Written instruction → In the listing that follows, how many lines contain "плаћа"? Give the number only.

[Recorded data]
════════════════

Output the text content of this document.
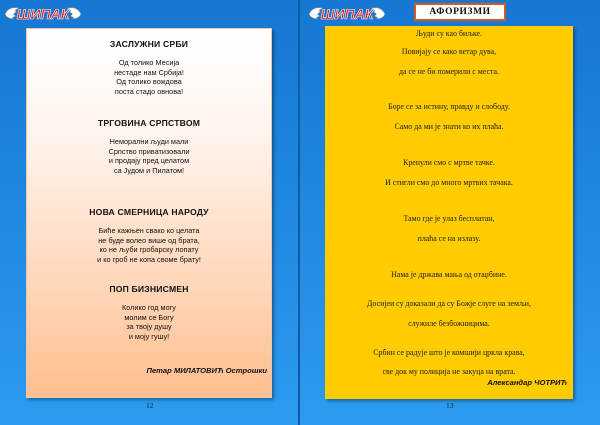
ШИПАК
ЗАСЛУЖНИ СРБИ
Од толико Месија
нестаде нам Србија!
Од толико вождова
поста стадо овнова!
ТРГОВИНА СРПСТВОМ
Неморални људи мали
Српство приватизовали
и продају пред целатом
са Јудом и Пилатом!
НОВА СМЕРНИЦА НАРОДУ
Биће кажњен свако ко целата
не буде волео више од брата,
ко не љуби гробарску лопату
и ко гроб не копа своме брату!
ПОП БИЗНИСМЕН
Колико год могу
молим се Богу
за твоју душу
и мојy гушу!
Петар МИЛАТОВИЋ Острошки
12
ШИПАК	АФОРИЗМИ
Људи су као биљке.
Повијају се како ветар дува,
да се не би померили с места.
Боре се за истину, правду и слободу.
Само да ми је знати ко их плаћа.
Кренули смо с мртве тачке.
И стигли смо до много мртвих тачака.
Тамо где је улаз бесплатан,
плаћа се на излазу.
Нама је држава мања од отаџбине.
Досијеи су доказали да су Божје слуге на земљи,
служиле безбожницима.
Србин се радује што је комшији цркла крава,
све док му полиција не закуца на врата.
Александар ЧОТРИЋ
13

════════════════

Exercise result → 2